##### Given information #####
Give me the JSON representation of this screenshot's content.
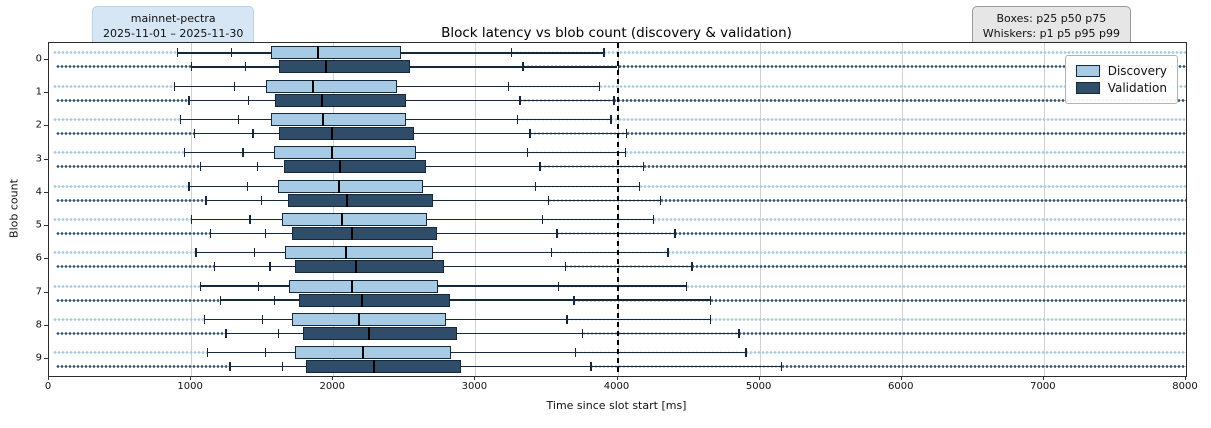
{
  "header": {
    "left_badge": {
      "line1": "mainnet-pectra",
      "line2": "2025-11-01 – 2025-11-30"
    },
    "right_badge": {
      "line1": "Boxes: p25 p50 p75",
      "line2": "Whiskers: p1 p5 p95 p99"
    }
  },
  "chart_data": {
    "type": "boxplot",
    "orientation": "horizontal",
    "title": "Block latency vs blob count (discovery & validation)",
    "xlabel": "Time since slot start [ms]",
    "ylabel": "Blob count",
    "xlim": [
      0,
      8000
    ],
    "xticks": [
      0,
      1000,
      2000,
      3000,
      4000,
      5000,
      6000,
      7000,
      8000
    ],
    "categories": [
      "0",
      "1",
      "2",
      "3",
      "4",
      "5",
      "6",
      "7",
      "8",
      "9"
    ],
    "reference_line_x": 4000,
    "grid": "vertical-major",
    "legend_position": "upper-right",
    "legend": [
      {
        "name": "Discovery",
        "color": "#a7cbe5"
      },
      {
        "name": "Validation",
        "color": "#2f4d68"
      }
    ],
    "series": [
      {
        "name": "Discovery",
        "color": "#a7cbe5",
        "edge_color": "#16293c",
        "fliers": {
          "low_min": 30,
          "high_max": 8000
        },
        "boxes": [
          {
            "blob": 0,
            "p1": 900,
            "p5": 1280,
            "p25": 1560,
            "p50": 1890,
            "p75": 2480,
            "p95": 3250,
            "p99": 3900
          },
          {
            "blob": 1,
            "p1": 880,
            "p5": 1300,
            "p25": 1530,
            "p50": 1860,
            "p75": 2450,
            "p95": 3230,
            "p99": 3870
          },
          {
            "blob": 2,
            "p1": 920,
            "p5": 1330,
            "p25": 1560,
            "p50": 1930,
            "p75": 2510,
            "p95": 3290,
            "p99": 3950
          },
          {
            "blob": 3,
            "p1": 950,
            "p5": 1360,
            "p25": 1580,
            "p50": 1990,
            "p75": 2580,
            "p95": 3360,
            "p99": 4050
          },
          {
            "blob": 4,
            "p1": 980,
            "p5": 1390,
            "p25": 1610,
            "p50": 2040,
            "p75": 2630,
            "p95": 3420,
            "p99": 4150
          },
          {
            "blob": 5,
            "p1": 1000,
            "p5": 1410,
            "p25": 1640,
            "p50": 2060,
            "p75": 2660,
            "p95": 3470,
            "p99": 4250
          },
          {
            "blob": 6,
            "p1": 1030,
            "p5": 1440,
            "p25": 1660,
            "p50": 2090,
            "p75": 2700,
            "p95": 3530,
            "p99": 4350
          },
          {
            "blob": 7,
            "p1": 1060,
            "p5": 1470,
            "p25": 1690,
            "p50": 2130,
            "p75": 2740,
            "p95": 3580,
            "p99": 4480
          },
          {
            "blob": 8,
            "p1": 1090,
            "p5": 1500,
            "p25": 1710,
            "p50": 2180,
            "p75": 2790,
            "p95": 3640,
            "p99": 4650
          },
          {
            "blob": 9,
            "p1": 1110,
            "p5": 1520,
            "p25": 1730,
            "p50": 2210,
            "p75": 2830,
            "p95": 3700,
            "p99": 4900
          }
        ]
      },
      {
        "name": "Validation",
        "color": "#2f4d68",
        "edge_color": "#16293c",
        "fliers": {
          "low_min": 50,
          "high_max": 8000
        },
        "boxes": [
          {
            "blob": 0,
            "p1": 1000,
            "p5": 1380,
            "p25": 1620,
            "p50": 1950,
            "p75": 2540,
            "p95": 3330,
            "p99": 4000
          },
          {
            "blob": 1,
            "p1": 980,
            "p5": 1400,
            "p25": 1590,
            "p50": 1920,
            "p75": 2510,
            "p95": 3310,
            "p99": 3970
          },
          {
            "blob": 2,
            "p1": 1020,
            "p5": 1430,
            "p25": 1620,
            "p50": 1990,
            "p75": 2570,
            "p95": 3380,
            "p99": 4060
          },
          {
            "blob": 3,
            "p1": 1060,
            "p5": 1460,
            "p25": 1650,
            "p50": 2050,
            "p75": 2650,
            "p95": 3450,
            "p99": 4180
          },
          {
            "blob": 4,
            "p1": 1100,
            "p5": 1490,
            "p25": 1680,
            "p50": 2100,
            "p75": 2700,
            "p95": 3510,
            "p99": 4300
          },
          {
            "blob": 5,
            "p1": 1130,
            "p5": 1520,
            "p25": 1710,
            "p50": 2130,
            "p75": 2730,
            "p95": 3570,
            "p99": 4400
          },
          {
            "blob": 6,
            "p1": 1160,
            "p5": 1550,
            "p25": 1730,
            "p50": 2160,
            "p75": 2780,
            "p95": 3630,
            "p99": 4520
          },
          {
            "blob": 7,
            "p1": 1200,
            "p5": 1580,
            "p25": 1760,
            "p50": 2200,
            "p75": 2820,
            "p95": 3690,
            "p99": 4650
          },
          {
            "blob": 8,
            "p1": 1240,
            "p5": 1610,
            "p25": 1790,
            "p50": 2250,
            "p75": 2870,
            "p95": 3750,
            "p99": 4850
          },
          {
            "blob": 9,
            "p1": 1270,
            "p5": 1640,
            "p25": 1810,
            "p50": 2290,
            "p75": 2900,
            "p95": 3810,
            "p99": 5150
          }
        ]
      }
    ]
  }
}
#####
* [Problem statement] Leave out the pictures and copy every record above exactly.

* [Result]
Give me the JSON representation of this screenshot's content.
{
  "header": {
    "left_badge": {
      "line1": "mainnet-pectra",
      "line2": "2025-11-01 – 2025-11-30"
    },
    "right_badge": {
      "line1": "Boxes: p25 p50 p75",
      "line2": "Whiskers: p1 p5 p95 p99"
    }
  },
  "chart_data": {
    "type": "boxplot",
    "orientation": "horizontal",
    "title": "Block latency vs blob count (discovery & validation)",
    "xlabel": "Time since slot start [ms]",
    "ylabel": "Blob count",
    "xlim": [
      0,
      8000
    ],
    "xticks": [
      0,
      1000,
      2000,
      3000,
      4000,
      5000,
      6000,
      7000,
      8000
    ],
    "categories": [
      "0",
      "1",
      "2",
      "3",
      "4",
      "5",
      "6",
      "7",
      "8",
      "9"
    ],
    "reference_line_x": 4000,
    "grid": "vertical-major",
    "legend_position": "upper-right",
    "legend": [
      {
        "name": "Discovery",
        "color": "#a7cbe5"
      },
      {
        "name": "Validation",
        "color": "#2f4d68"
      }
    ],
    "series": [
      {
        "name": "Discovery",
        "color": "#a7cbe5",
        "edge_color": "#16293c",
        "fliers": {
          "low_min": 30,
          "high_max": 8000
        },
        "boxes": [
          {
            "blob": 0,
            "p1": 900,
            "p5": 1280,
            "p25": 1560,
            "p50": 1890,
            "p75": 2480,
            "p95": 3250,
            "p99": 3900
          },
          {
            "blob": 1,
            "p1": 880,
            "p5": 1300,
            "p25": 1530,
            "p50": 1860,
            "p75": 2450,
            "p95": 3230,
            "p99": 3870
          },
          {
            "blob": 2,
            "p1": 920,
            "p5": 1330,
            "p25": 1560,
            "p50": 1930,
            "p75": 2510,
            "p95": 3290,
            "p99": 3950
          },
          {
            "blob": 3,
            "p1": 950,
            "p5": 1360,
            "p25": 1580,
            "p50": 1990,
            "p75": 2580,
            "p95": 3360,
            "p99": 4050
          },
          {
            "blob": 4,
            "p1": 980,
            "p5": 1390,
            "p25": 1610,
            "p50": 2040,
            "p75": 2630,
            "p95": 3420,
            "p99": 4150
          },
          {
            "blob": 5,
            "p1": 1000,
            "p5": 1410,
            "p25": 1640,
            "p50": 2060,
            "p75": 2660,
            "p95": 3470,
            "p99": 4250
          },
          {
            "blob": 6,
            "p1": 1030,
            "p5": 1440,
            "p25": 1660,
            "p50": 2090,
            "p75": 2700,
            "p95": 3530,
            "p99": 4350
          },
          {
            "blob": 7,
            "p1": 1060,
            "p5": 1470,
            "p25": 1690,
            "p50": 2130,
            "p75": 2740,
            "p95": 3580,
            "p99": 4480
          },
          {
            "blob": 8,
            "p1": 1090,
            "p5": 1500,
            "p25": 1710,
            "p50": 2180,
            "p75": 2790,
            "p95": 3640,
            "p99": 4650
          },
          {
            "blob": 9,
            "p1": 1110,
            "p5": 1520,
            "p25": 1730,
            "p50": 2210,
            "p75": 2830,
            "p95": 3700,
            "p99": 4900
          }
        ]
      },
      {
        "name": "Validation",
        "color": "#2f4d68",
        "edge_color": "#16293c",
        "fliers": {
          "low_min": 50,
          "high_max": 8000
        },
        "boxes": [
          {
            "blob": 0,
            "p1": 1000,
            "p5": 1380,
            "p25": 1620,
            "p50": 1950,
            "p75": 2540,
            "p95": 3330,
            "p99": 4000
          },
          {
            "blob": 1,
            "p1": 980,
            "p5": 1400,
            "p25": 1590,
            "p50": 1920,
            "p75": 2510,
            "p95": 3310,
            "p99": 3970
          },
          {
            "blob": 2,
            "p1": 1020,
            "p5": 1430,
            "p25": 1620,
            "p50": 1990,
            "p75": 2570,
            "p95": 3380,
            "p99": 4060
          },
          {
            "blob": 3,
            "p1": 1060,
            "p5": 1460,
            "p25": 1650,
            "p50": 2050,
            "p75": 2650,
            "p95": 3450,
            "p99": 4180
          },
          {
            "blob": 4,
            "p1": 1100,
            "p5": 1490,
            "p25": 1680,
            "p50": 2100,
            "p75": 2700,
            "p95": 3510,
            "p99": 4300
          },
          {
            "blob": 5,
            "p1": 1130,
            "p5": 1520,
            "p25": 1710,
            "p50": 2130,
            "p75": 2730,
            "p95": 3570,
            "p99": 4400
          },
          {
            "blob": 6,
            "p1": 1160,
            "p5": 1550,
            "p25": 1730,
            "p50": 2160,
            "p75": 2780,
            "p95": 3630,
            "p99": 4520
          },
          {
            "blob": 7,
            "p1": 1200,
            "p5": 1580,
            "p25": 1760,
            "p50": 2200,
            "p75": 2820,
            "p95": 3690,
            "p99": 4650
          },
          {
            "blob": 8,
            "p1": 1240,
            "p5": 1610,
            "p25": 1790,
            "p50": 2250,
            "p75": 2870,
            "p95": 3750,
            "p99": 4850
          },
          {
            "blob": 9,
            "p1": 1270,
            "p5": 1640,
            "p25": 1810,
            "p50": 2290,
            "p75": 2900,
            "p95": 3810,
            "p99": 5150
          }
        ]
      }
    ]
  }
}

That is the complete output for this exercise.